» Task description
Your task is to copy the listing exactly, with the pictures left out.

Recorded data:
===============

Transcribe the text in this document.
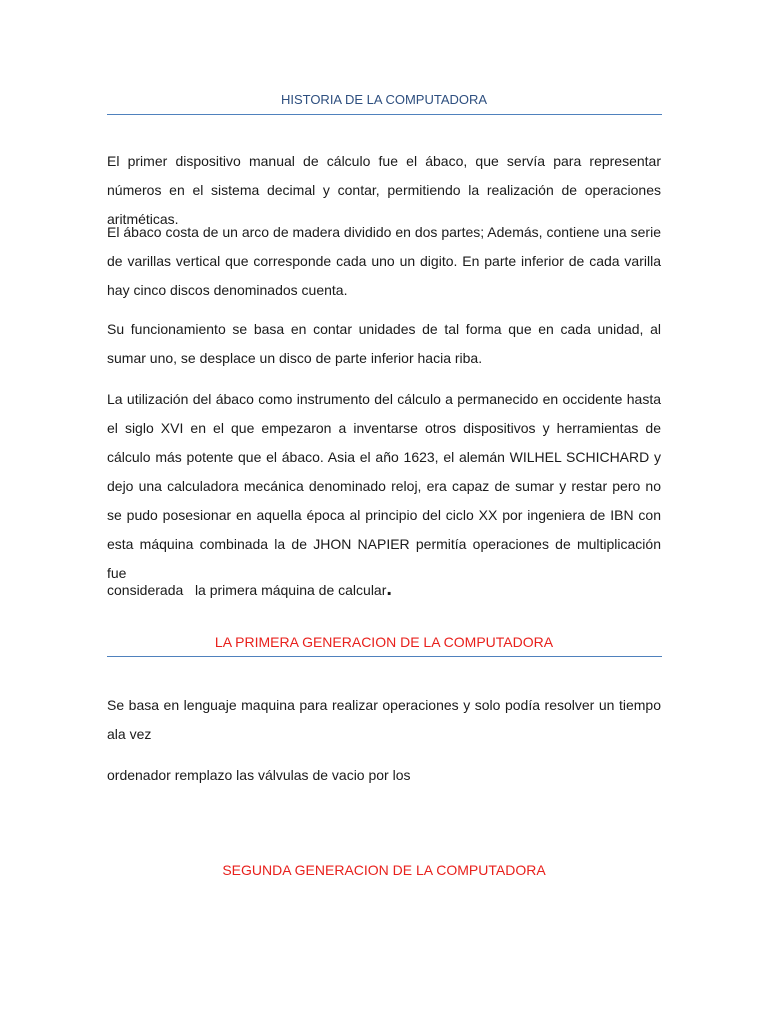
HISTORIA DE LA COMPUTADORA
El primer dispositivo manual de cálculo fue el ábaco, que servía para representar números en el sistema decimal y contar, permitiendo la realización de operaciones aritméticas.
El ábaco costa de un arco de madera dividido en dos partes; Además, contiene una serie de varillas vertical que corresponde cada uno un digito. En parte inferior de cada varilla hay cinco discos denominados cuenta.
Su funcionamiento se basa en contar unidades de tal forma que en cada unidad, al sumar uno, se desplace un disco de parte inferior hacia riba.
La utilización del ábaco como instrumento del cálculo a permanecido en occidente hasta el siglo XVI en el que empezaron a inventarse otros dispositivos y herramientas de cálculo más potente que el ábaco. Asia el año 1623, el alemán WILHEL SCHICHARD y dejo una calculadora mecánica denominado reloj, era capaz de sumar y restar pero no se pudo posesionar en aquella época al principio del ciclo XX por ingeniera de IBN con esta máquina combinada la de JHON NAPIER permitía operaciones de multiplicación fue
considerada   la primera máquina de calcular.
LA PRIMERA GENERACION DE LA COMPUTADORA
Se basa en lenguaje maquina para realizar operaciones y solo podía resolver un tiempo ala vez
ordenador remplazo las válvulas de vacio por los
SEGUNDA GENERACION DE LA COMPUTADORA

===============

» Response
Transcribe the text in this document.
HISTORIA DE LA COMPUTADORA
El primer dispositivo manual de cálculo fue el ábaco, que servía para representar números en el sistema decimal y contar, permitiendo la realización de operaciones aritméticas.
El ábaco costa de un arco de madera dividido en dos partes; Además, contiene una serie de varillas vertical que corresponde cada uno un digito. En parte inferior de cada varilla hay cinco discos denominados cuenta.
Su funcionamiento se basa en contar unidades de tal forma que en cada unidad, al sumar uno, se desplace un disco de parte inferior hacia riba.
La utilización del ábaco como instrumento del cálculo a permanecido en occidente hasta el siglo XVI en el que empezaron a inventarse otros dispositivos y herramientas de cálculo más potente que el ábaco. Asia el año 1623, el alemán WILHEL SCHICHARD y dejo una calculadora mecánica denominado reloj, era capaz de sumar y restar pero no se pudo posesionar en aquella época al principio del ciclo XX por ingeniera de IBN con esta máquina combinada la de JHON NAPIER permitía operaciones de multiplicación fue
considerada   la primera máquina de calcular.
LA PRIMERA GENERACION DE LA COMPUTADORA
Se basa en lenguaje maquina para realizar operaciones y solo podía resolver un tiempo ala vez
ordenador remplazo las válvulas de vacio por los
SEGUNDA GENERACION DE LA COMPUTADORA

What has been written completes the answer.